╭─ Source data

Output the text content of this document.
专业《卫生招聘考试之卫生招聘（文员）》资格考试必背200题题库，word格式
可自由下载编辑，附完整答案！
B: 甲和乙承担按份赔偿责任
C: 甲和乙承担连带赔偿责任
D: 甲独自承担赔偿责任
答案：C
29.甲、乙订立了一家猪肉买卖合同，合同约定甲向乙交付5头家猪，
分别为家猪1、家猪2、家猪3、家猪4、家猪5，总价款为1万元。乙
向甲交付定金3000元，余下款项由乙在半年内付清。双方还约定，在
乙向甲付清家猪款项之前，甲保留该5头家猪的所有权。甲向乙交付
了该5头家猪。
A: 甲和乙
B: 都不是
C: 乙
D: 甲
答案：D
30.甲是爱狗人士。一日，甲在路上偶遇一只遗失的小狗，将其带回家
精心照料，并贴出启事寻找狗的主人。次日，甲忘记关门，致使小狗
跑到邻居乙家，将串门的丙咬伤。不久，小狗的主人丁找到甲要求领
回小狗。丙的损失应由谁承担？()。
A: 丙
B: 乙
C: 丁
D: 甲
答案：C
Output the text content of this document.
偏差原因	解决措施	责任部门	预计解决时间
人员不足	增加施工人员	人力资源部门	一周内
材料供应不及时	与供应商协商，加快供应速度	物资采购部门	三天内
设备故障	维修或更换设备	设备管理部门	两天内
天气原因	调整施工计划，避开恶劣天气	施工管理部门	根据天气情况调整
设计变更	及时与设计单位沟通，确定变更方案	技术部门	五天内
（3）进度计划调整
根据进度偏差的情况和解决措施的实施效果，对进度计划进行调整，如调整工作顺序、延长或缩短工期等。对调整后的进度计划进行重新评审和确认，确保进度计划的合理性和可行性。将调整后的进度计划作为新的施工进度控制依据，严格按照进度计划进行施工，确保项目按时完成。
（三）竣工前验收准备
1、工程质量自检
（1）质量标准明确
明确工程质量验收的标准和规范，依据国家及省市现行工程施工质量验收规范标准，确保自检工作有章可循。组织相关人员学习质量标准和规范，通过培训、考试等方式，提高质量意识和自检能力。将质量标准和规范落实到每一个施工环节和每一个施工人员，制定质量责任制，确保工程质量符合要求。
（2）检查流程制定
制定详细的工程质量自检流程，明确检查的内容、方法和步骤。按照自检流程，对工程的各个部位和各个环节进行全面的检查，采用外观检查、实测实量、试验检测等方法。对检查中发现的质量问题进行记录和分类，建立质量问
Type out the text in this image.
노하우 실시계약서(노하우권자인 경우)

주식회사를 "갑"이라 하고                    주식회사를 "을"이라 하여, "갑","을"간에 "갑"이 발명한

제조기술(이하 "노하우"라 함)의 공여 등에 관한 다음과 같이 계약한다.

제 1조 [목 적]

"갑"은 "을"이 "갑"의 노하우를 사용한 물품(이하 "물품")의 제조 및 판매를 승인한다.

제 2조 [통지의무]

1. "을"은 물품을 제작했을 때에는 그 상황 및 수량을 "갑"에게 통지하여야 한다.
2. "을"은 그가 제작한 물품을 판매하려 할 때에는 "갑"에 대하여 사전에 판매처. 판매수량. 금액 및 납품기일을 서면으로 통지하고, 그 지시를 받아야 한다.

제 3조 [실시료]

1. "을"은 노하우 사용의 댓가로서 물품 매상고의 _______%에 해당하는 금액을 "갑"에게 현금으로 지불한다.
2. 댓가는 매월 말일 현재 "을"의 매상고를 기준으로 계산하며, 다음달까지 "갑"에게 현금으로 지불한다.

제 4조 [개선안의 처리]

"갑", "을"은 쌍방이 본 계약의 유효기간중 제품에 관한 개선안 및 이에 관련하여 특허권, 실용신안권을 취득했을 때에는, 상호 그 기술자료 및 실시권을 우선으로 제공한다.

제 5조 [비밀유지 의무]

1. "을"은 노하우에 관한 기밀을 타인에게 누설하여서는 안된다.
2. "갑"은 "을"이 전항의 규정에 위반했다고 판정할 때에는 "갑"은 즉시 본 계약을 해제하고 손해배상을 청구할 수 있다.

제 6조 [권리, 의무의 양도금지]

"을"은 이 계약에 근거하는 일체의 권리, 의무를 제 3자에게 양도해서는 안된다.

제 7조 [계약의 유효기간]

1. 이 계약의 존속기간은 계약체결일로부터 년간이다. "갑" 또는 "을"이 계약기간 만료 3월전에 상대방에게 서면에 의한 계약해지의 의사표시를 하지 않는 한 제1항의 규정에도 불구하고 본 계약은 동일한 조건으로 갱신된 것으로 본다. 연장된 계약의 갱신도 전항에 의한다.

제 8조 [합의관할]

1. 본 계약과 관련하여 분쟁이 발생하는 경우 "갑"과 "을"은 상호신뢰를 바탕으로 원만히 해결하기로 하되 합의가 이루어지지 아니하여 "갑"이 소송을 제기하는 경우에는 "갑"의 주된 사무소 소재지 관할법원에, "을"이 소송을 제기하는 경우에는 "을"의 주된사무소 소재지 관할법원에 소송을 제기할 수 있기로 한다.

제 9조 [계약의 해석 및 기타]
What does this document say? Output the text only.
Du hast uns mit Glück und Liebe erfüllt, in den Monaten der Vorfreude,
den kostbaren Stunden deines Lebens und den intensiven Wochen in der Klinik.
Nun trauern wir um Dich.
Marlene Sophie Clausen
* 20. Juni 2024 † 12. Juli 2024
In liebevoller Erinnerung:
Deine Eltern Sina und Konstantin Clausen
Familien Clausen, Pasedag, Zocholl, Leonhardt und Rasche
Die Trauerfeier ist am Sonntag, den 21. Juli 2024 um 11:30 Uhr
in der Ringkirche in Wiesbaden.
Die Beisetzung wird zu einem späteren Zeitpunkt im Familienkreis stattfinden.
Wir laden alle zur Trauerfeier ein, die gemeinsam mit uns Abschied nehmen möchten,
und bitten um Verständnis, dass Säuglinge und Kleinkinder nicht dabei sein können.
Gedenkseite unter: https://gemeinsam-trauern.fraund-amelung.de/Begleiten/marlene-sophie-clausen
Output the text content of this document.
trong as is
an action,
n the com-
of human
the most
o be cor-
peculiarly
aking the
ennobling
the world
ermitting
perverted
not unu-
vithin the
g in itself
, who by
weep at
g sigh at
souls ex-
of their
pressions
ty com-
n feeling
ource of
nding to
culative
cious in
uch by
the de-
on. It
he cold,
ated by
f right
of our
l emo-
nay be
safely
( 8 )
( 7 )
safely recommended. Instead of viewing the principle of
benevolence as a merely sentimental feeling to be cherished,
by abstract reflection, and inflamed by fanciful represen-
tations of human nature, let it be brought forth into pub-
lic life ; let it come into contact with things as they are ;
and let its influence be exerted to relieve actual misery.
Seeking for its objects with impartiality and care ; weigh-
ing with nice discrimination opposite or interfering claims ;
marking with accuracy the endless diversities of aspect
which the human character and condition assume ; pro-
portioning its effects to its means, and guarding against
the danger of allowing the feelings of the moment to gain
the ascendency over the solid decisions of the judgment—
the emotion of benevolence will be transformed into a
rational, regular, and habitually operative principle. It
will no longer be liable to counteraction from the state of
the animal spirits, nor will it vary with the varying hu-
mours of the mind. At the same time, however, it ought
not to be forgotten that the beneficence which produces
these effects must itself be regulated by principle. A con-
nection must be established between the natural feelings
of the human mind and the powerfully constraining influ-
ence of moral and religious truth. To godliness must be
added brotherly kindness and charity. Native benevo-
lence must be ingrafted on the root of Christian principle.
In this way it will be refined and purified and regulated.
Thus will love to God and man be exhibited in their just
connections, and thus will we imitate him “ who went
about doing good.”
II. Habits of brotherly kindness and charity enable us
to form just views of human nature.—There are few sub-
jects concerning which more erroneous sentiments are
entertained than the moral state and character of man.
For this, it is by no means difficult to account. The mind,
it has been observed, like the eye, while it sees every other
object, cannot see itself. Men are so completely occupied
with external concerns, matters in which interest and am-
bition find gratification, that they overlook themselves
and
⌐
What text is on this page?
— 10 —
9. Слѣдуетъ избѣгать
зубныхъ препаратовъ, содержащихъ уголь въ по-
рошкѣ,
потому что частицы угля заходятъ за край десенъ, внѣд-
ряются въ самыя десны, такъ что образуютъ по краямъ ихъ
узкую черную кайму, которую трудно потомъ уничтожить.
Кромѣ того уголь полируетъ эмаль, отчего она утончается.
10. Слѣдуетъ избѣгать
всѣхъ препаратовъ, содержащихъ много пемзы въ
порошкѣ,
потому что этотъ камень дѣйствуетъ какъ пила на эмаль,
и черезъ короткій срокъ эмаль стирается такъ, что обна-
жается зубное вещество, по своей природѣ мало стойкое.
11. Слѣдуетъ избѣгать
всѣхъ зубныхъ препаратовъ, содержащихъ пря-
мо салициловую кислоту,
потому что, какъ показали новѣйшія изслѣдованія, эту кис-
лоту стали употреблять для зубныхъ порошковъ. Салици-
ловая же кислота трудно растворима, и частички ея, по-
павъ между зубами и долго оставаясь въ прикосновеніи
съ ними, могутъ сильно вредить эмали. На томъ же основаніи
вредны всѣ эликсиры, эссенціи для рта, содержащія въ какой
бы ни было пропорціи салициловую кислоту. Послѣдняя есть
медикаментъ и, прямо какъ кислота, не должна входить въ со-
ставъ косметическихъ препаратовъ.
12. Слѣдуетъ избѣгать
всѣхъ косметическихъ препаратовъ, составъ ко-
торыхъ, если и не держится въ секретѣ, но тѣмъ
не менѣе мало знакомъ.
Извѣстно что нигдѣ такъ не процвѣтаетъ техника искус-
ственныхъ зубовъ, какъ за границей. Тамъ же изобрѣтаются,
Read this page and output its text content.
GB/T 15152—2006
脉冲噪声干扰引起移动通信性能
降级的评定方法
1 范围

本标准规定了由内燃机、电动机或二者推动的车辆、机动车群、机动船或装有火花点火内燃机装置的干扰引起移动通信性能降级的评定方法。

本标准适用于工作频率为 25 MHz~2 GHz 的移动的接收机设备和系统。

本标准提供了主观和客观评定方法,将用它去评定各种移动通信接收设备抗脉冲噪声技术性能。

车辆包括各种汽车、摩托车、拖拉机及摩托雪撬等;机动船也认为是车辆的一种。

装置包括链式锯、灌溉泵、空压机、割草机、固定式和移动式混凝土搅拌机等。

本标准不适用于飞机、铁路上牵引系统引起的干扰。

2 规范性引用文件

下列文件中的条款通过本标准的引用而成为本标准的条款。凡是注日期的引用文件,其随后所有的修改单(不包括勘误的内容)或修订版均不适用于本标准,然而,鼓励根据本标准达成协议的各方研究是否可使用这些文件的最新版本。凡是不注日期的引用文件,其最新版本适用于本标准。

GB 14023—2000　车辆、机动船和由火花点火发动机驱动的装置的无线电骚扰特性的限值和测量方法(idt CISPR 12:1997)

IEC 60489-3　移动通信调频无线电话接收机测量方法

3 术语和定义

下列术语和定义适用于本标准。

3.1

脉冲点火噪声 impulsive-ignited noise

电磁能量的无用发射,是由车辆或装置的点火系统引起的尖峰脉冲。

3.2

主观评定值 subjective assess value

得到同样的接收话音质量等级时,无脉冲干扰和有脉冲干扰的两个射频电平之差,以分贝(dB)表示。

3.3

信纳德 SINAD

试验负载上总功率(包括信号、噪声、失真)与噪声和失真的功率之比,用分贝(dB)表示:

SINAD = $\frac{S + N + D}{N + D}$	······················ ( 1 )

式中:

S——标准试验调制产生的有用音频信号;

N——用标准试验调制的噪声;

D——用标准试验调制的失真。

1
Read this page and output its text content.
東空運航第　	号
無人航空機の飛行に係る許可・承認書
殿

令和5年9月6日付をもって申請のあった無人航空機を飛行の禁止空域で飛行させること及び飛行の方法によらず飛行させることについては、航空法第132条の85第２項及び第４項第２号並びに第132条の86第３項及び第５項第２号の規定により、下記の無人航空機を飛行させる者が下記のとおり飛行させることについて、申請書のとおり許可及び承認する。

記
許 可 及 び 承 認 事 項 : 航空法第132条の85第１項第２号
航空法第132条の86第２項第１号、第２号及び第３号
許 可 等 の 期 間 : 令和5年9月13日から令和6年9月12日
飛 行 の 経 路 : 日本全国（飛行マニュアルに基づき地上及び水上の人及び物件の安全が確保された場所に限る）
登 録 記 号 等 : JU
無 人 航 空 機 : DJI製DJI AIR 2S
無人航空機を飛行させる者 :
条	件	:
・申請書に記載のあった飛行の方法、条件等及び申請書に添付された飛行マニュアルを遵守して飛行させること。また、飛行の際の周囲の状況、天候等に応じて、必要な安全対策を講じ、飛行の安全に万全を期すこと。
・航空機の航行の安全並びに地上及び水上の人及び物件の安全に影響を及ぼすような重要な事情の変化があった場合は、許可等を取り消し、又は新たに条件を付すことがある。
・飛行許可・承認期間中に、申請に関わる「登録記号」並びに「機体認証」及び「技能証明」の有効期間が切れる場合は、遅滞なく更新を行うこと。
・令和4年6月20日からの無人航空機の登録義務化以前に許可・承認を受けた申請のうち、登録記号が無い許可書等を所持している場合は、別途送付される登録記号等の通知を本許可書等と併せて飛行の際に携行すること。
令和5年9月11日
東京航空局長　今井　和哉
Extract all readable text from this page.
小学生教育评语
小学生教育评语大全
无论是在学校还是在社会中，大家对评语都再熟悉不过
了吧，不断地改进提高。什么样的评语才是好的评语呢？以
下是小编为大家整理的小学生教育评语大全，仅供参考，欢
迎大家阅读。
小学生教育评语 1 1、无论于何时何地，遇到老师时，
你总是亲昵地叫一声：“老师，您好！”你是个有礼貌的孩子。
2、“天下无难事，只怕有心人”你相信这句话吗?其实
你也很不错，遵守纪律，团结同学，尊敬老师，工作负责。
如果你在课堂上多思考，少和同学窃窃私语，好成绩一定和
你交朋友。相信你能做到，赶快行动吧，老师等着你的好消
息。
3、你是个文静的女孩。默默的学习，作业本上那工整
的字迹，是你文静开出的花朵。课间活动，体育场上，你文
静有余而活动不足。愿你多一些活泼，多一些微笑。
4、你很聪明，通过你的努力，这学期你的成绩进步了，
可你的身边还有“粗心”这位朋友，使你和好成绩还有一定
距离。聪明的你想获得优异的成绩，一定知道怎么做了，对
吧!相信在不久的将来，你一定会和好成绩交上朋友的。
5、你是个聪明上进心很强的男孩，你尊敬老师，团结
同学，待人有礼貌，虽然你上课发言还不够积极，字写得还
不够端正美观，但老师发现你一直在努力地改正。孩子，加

╰─

Set down, exactly and in full, the lines from the one containing "Extract all readable text from this page." through the end of the entries; no other line belongs.

Extract all readable text from this page.
小学生教育评语
小学生教育评语大全
无论是在学校还是在社会中，大家对评语都再熟悉不过
了吧，不断地改进提高。什么样的评语才是好的评语呢？以
下是小编为大家整理的小学生教育评语大全，仅供参考，欢
迎大家阅读。
小学生教育评语 1 1、无论于何时何地，遇到老师时，
你总是亲昵地叫一声：“老师，您好！”你是个有礼貌的孩子。
2、“天下无难事，只怕有心人”你相信这句话吗?其实
你也很不错，遵守纪律，团结同学，尊敬老师，工作负责。
如果你在课堂上多思考，少和同学窃窃私语，好成绩一定和
你交朋友。相信你能做到，赶快行动吧，老师等着你的好消
息。
3、你是个文静的女孩。默默的学习，作业本上那工整
的字迹，是你文静开出的花朵。课间活动，体育场上，你文
静有余而活动不足。愿你多一些活泼，多一些微笑。
4、你很聪明，通过你的努力，这学期你的成绩进步了，
可你的身边还有“粗心”这位朋友，使你和好成绩还有一定
距离。聪明的你想获得优异的成绩，一定知道怎么做了，对
吧!相信在不久的将来，你一定会和好成绩交上朋友的。
5、你是个聪明上进心很强的男孩，你尊敬老师，团结
同学，待人有礼貌，虽然你上课发言还不够积极，字写得还
不够端正美观，但老师发现你一直在努力地改正。孩子，加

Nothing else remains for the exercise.